### WHAT TO WORK ON
Extract the text of every entry below exactly; leave images out.

— BEGIN LISTED ENTRIES —

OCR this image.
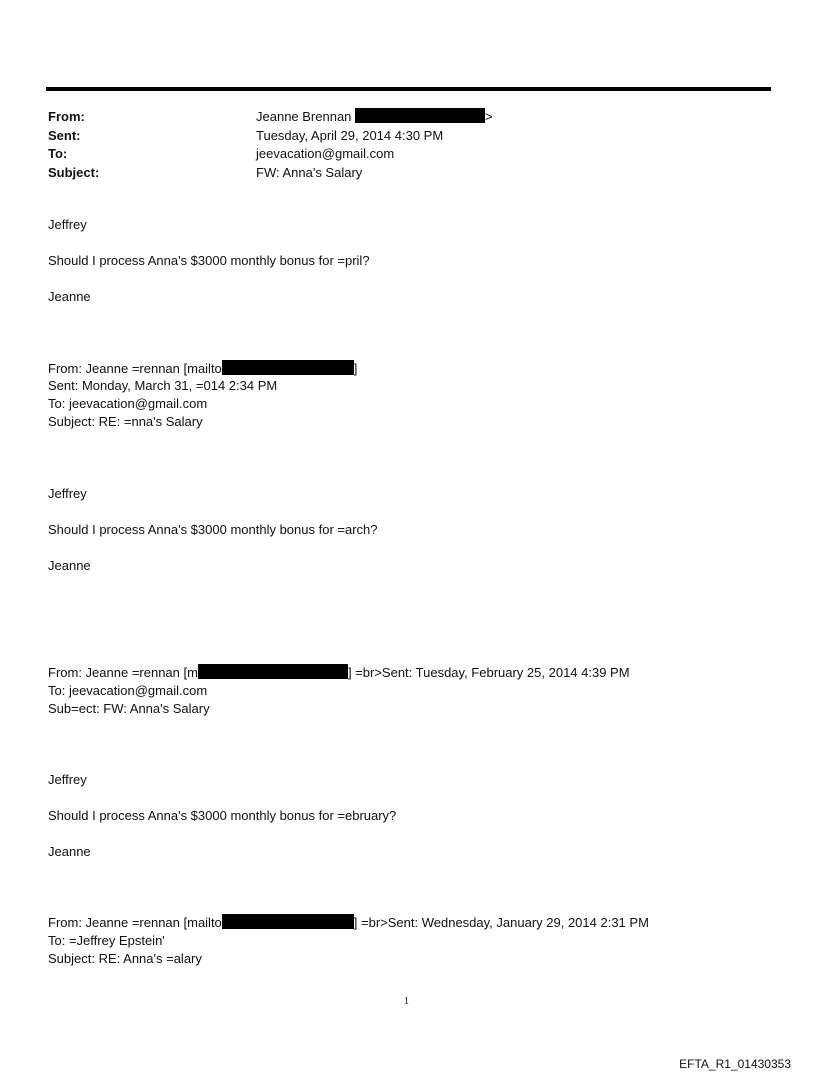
From:	Jeanne Brennan	>
Sent:	Tuesday, April 29, 2014 4:30 PM
To:	jeevacation@gmail.com
Subject:	FW: Anna's Salary
Jeffrey
Should I process Anna's $3000 monthly bonus for =pril?
Jeanne
From: Jeanne =rennan [mailto	]
Sent: Monday, March 31, =014 2:34 PM
To: jeevacation@gmail.com
Subject: RE: =nna's Salary
Jeffrey
Should I process Anna's $3000 monthly bonus for =arch?
Jeanne
From: Jeanne =rennan [m	] =br>Sent: Tuesday, February 25, 2014 4:39 PM
To: jeevacation@gmail.com
Sub=ect: FW: Anna's Salary
Jeffrey
Should I process Anna's $3000 monthly bonus for =ebruary?
Jeanne
From: Jeanne =rennan [mailto	] =br>Sent: Wednesday, January 29, 2014 2:31 PM
To: =Jeffrey Epstein'
Subject: RE: Anna's =alary
1
EFTA_R1_01430353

— END LISTED ENTRIES —

### TASK RESPONSE
OCR this image.
From:	Jeanne Brennan	>
Sent:	Tuesday, April 29, 2014 4:30 PM
To:	jeevacation@gmail.com
Subject:	FW: Anna's Salary
Jeffrey
Should I process Anna's $3000 monthly bonus for =pril?
Jeanne
From: Jeanne =rennan [mailto	]
Sent: Monday, March 31, =014 2:34 PM
To: jeevacation@gmail.com
Subject: RE: =nna's Salary
Jeffrey
Should I process Anna's $3000 monthly bonus for =arch?
Jeanne
From: Jeanne =rennan [m	] =br>Sent: Tuesday, February 25, 2014 4:39 PM
To: jeevacation@gmail.com
Sub=ect: FW: Anna's Salary
Jeffrey
Should I process Anna's $3000 monthly bonus for =ebruary?
Jeanne
From: Jeanne =rennan [mailto	] =br>Sent: Wednesday, January 29, 2014 2:31 PM
To: =Jeffrey Epstein'
Subject: RE: Anna's =alary
1
EFTA_R1_01430353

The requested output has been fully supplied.